§ Task to complete: The entries below contain pictures. Retype everything except those pictures, exactly as given.

§ Task input:
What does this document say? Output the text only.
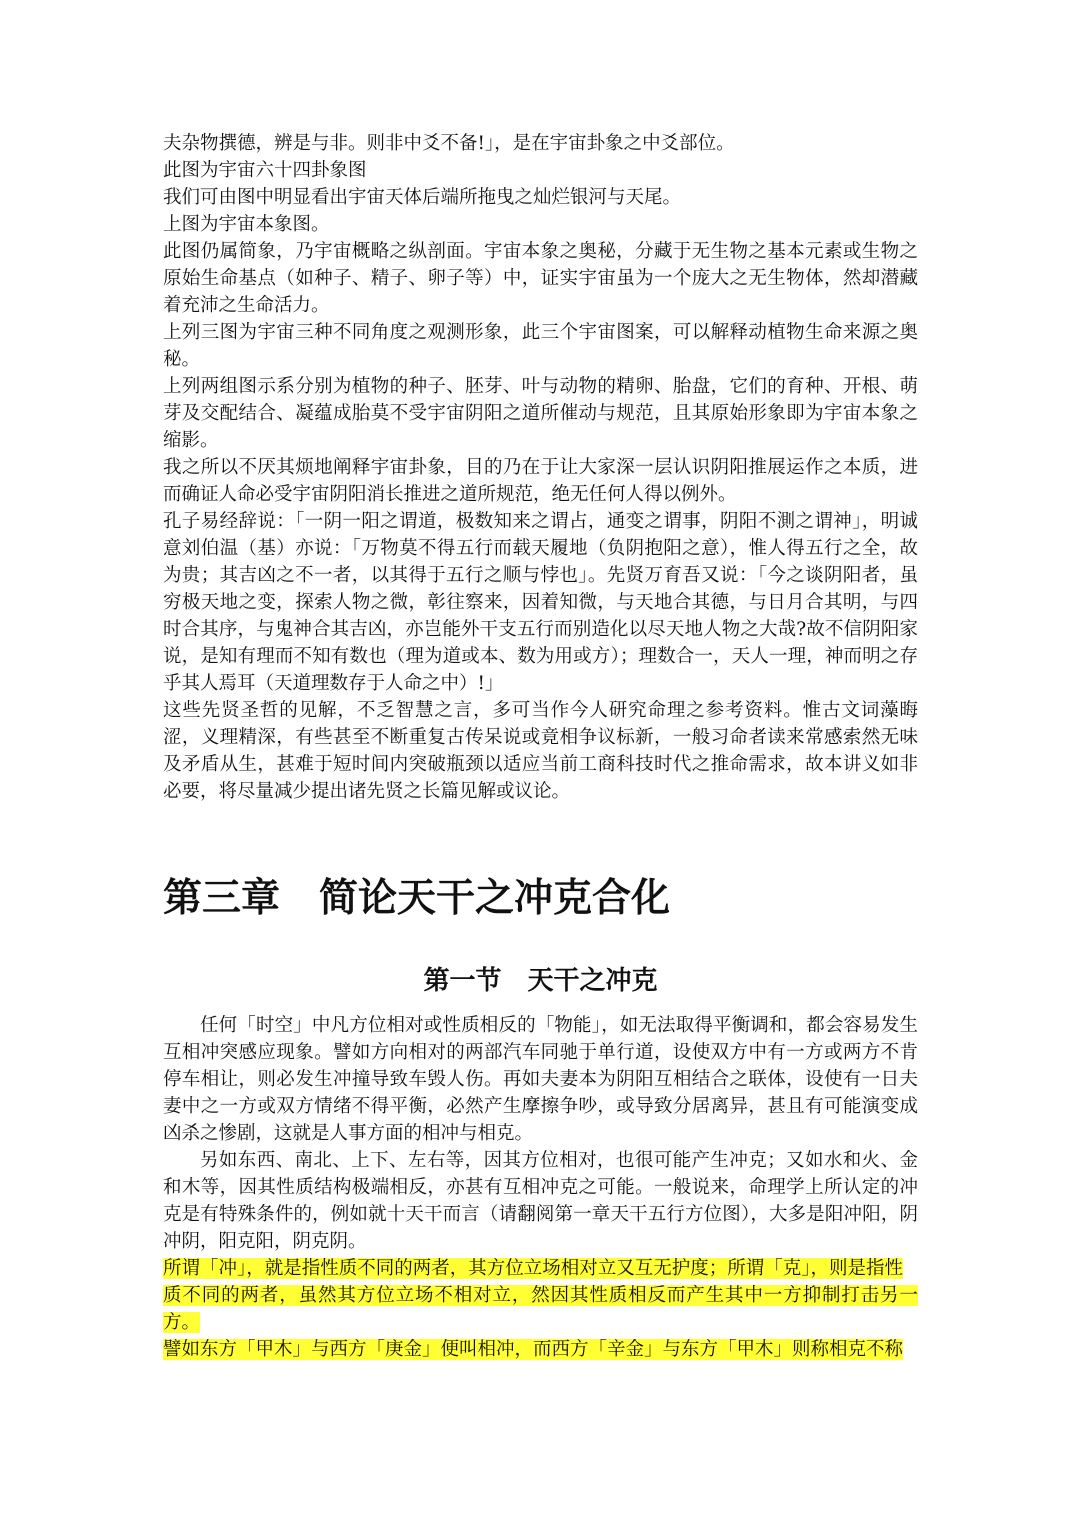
夫杂物撰德，辨是与非。则非中爻不备!」，是在宇宙卦象之中爻部位。

此图为宇宙六十四卦象图

我们可由图中明显看出宇宙天体后端所拖曳之灿烂银河与天尾。

上图为宇宙本象图。

此图仍属简象，乃宇宙概略之纵剖面。宇宙本象之奥秘，分藏于无生物之基本元素或生物之原始生命基点（如种子、精子、卵子等）中，证实宇宙虽为一个庞大之无生物体，然却潜藏着充沛之生命活力。

上列三图为宇宙三种不同角度之观测形象，此三个宇宙图案，可以解释动植物生命来源之奥秘。

上列两组图示系分别为植物的种子、胚芽、叶与动物的精卵、胎盘，它们的育种、开根、萌芽及交配结合、凝蕴成胎莫不受宇宙阴阳之道所催动与规范，且其原始形象即为宇宙本象之缩影。

我之所以不厌其烦地阐释宇宙卦象，目的乃在于让大家深一层认识阴阳推展运作之本质，进而确证人命必受宇宙阴阳消长推进之道所规范，绝无任何人得以例外。

孔子易经辞说：「一阴一阳之谓道，极数知来之谓占，通变之谓事，阴阳不測之谓神」，明诚意刘伯温（基）亦说：「万物莫不得五行而载天履地（负阴抱阳之意），惟人得五行之全，故为贵；其吉凶之不一者，以其得于五行之顺与悖也」。先贤万育吾又说：「今之谈阴阳者，虽穷极天地之变，探索人物之微，彰往察来，因着知微，与天地合其德，与日月合其明，与四时合其序，与鬼神合其吉凶，亦岂能外干支五行而别造化以尽天地人物之大哉?故不信阴阳家说，是知有理而不知有数也（理为道或本、数为用或方）；理数合一，天人一理，神而明之存乎其人焉耳（天道理数存于人命之中）!」

这些先贤圣哲的见解，不乏智慧之言，多可当作今人研究命理之参考资料。惟古文词藻晦涩，义理精深，有些甚至不断重复古传呆说或竟相争议标新，一般习命者读来常感索然无味及矛盾从生，甚难于短时间内突破瓶颈以适应当前工商科技时代之推命需求，故本讲义如非必要，将尽量减少提出诸先贤之长篇见解或议论。

第三章　简论天干之冲克合化
第一节　天干之冲克

任何「时空」中凡方位相对或性质相反的「物能」，如无法取得平衡调和，都会容易发生互相冲突感应现象。譬如方向相对的两部汽车同驰于单行道，设使双方中有一方或两方不肯停车相让，则必发生冲撞导致车毁人伤。再如夫妻本为阴阳互相结合之联体，设使有一日夫妻中之一方或双方情绪不得平衡，必然产生摩擦争吵，或导致分居离异，甚且有可能演变成凶杀之惨剧，这就是人事方面的相冲与相克。

另如东西、南北、上下、左右等，因其方位相对，也很可能产生冲克；又如水和火、金和木等，因其性质结构极端相反，亦甚有互相冲克之可能。一般说来，命理学上所认定的冲克是有特殊条件的，例如就十天干而言（请翻阅第一章天干五行方位图），大多是阳冲阳，阴冲阴，阳克阳，阴克阴。

所谓「冲」，就是指性质不同的两者，其方位立场相对立又互无护度；所谓「克」，则是指性
质不同的两者，虽然其方位立场不相对立，然因其性质相反而产生其中一方抑制打击另一方。
譬如东方「甲木」与西方「庚金」便叫相冲，而西方「辛金」与东方「甲木」则称相克不称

§ Answer to this exercise:
What does this document say? Output the text only.
夫杂物撰德，辨是与非。则非中爻不备!」，是在宇宙卦象之中爻部位。

此图为宇宙六十四卦象图

我们可由图中明显看出宇宙天体后端所拖曳之灿烂银河与天尾。

上图为宇宙本象图。

此图仍属简象，乃宇宙概略之纵剖面。宇宙本象之奥秘，分藏于无生物之基本元素或生物之原始生命基点（如种子、精子、卵子等）中，证实宇宙虽为一个庞大之无生物体，然却潜藏着充沛之生命活力。

上列三图为宇宙三种不同角度之观测形象，此三个宇宙图案，可以解释动植物生命来源之奥秘。

上列两组图示系分别为植物的种子、胚芽、叶与动物的精卵、胎盘，它们的育种、开根、萌芽及交配结合、凝蕴成胎莫不受宇宙阴阳之道所催动与规范，且其原始形象即为宇宙本象之缩影。

我之所以不厌其烦地阐释宇宙卦象，目的乃在于让大家深一层认识阴阳推展运作之本质，进而确证人命必受宇宙阴阳消长推进之道所规范，绝无任何人得以例外。

孔子易经辞说：「一阴一阳之谓道，极数知来之谓占，通变之谓事，阴阳不測之谓神」，明诚意刘伯温（基）亦说：「万物莫不得五行而载天履地（负阴抱阳之意），惟人得五行之全，故为贵；其吉凶之不一者，以其得于五行之顺与悖也」。先贤万育吾又说：「今之谈阴阳者，虽穷极天地之变，探索人物之微，彰往察来，因着知微，与天地合其德，与日月合其明，与四时合其序，与鬼神合其吉凶，亦岂能外干支五行而别造化以尽天地人物之大哉?故不信阴阳家说，是知有理而不知有数也（理为道或本、数为用或方）；理数合一，天人一理，神而明之存乎其人焉耳（天道理数存于人命之中）!」

这些先贤圣哲的见解，不乏智慧之言，多可当作今人研究命理之参考资料。惟古文词藻晦涩，义理精深，有些甚至不断重复古传呆说或竟相争议标新，一般习命者读来常感索然无味及矛盾从生，甚难于短时间内突破瓶颈以适应当前工商科技时代之推命需求，故本讲义如非必要，将尽量减少提出诸先贤之长篇见解或议论。

第三章　简论天干之冲克合化
第一节　天干之冲克

任何「时空」中凡方位相对或性质相反的「物能」，如无法取得平衡调和，都会容易发生互相冲突感应现象。譬如方向相对的两部汽车同驰于单行道，设使双方中有一方或两方不肯停车相让，则必发生冲撞导致车毁人伤。再如夫妻本为阴阳互相结合之联体，设使有一日夫妻中之一方或双方情绪不得平衡，必然产生摩擦争吵，或导致分居离异，甚且有可能演变成凶杀之惨剧，这就是人事方面的相冲与相克。

另如东西、南北、上下、左右等，因其方位相对，也很可能产生冲克；又如水和火、金和木等，因其性质结构极端相反，亦甚有互相冲克之可能。一般说来，命理学上所认定的冲克是有特殊条件的，例如就十天干而言（请翻阅第一章天干五行方位图），大多是阳冲阳，阴冲阴，阳克阳，阴克阴。

所谓「冲」，就是指性质不同的两者，其方位立场相对立又互无护度；所谓「克」，则是指性
质不同的两者，虽然其方位立场不相对立，然因其性质相反而产生其中一方抑制打击另一方。
譬如东方「甲木」与西方「庚金」便叫相冲，而西方「辛金」与东方「甲木」则称相克不称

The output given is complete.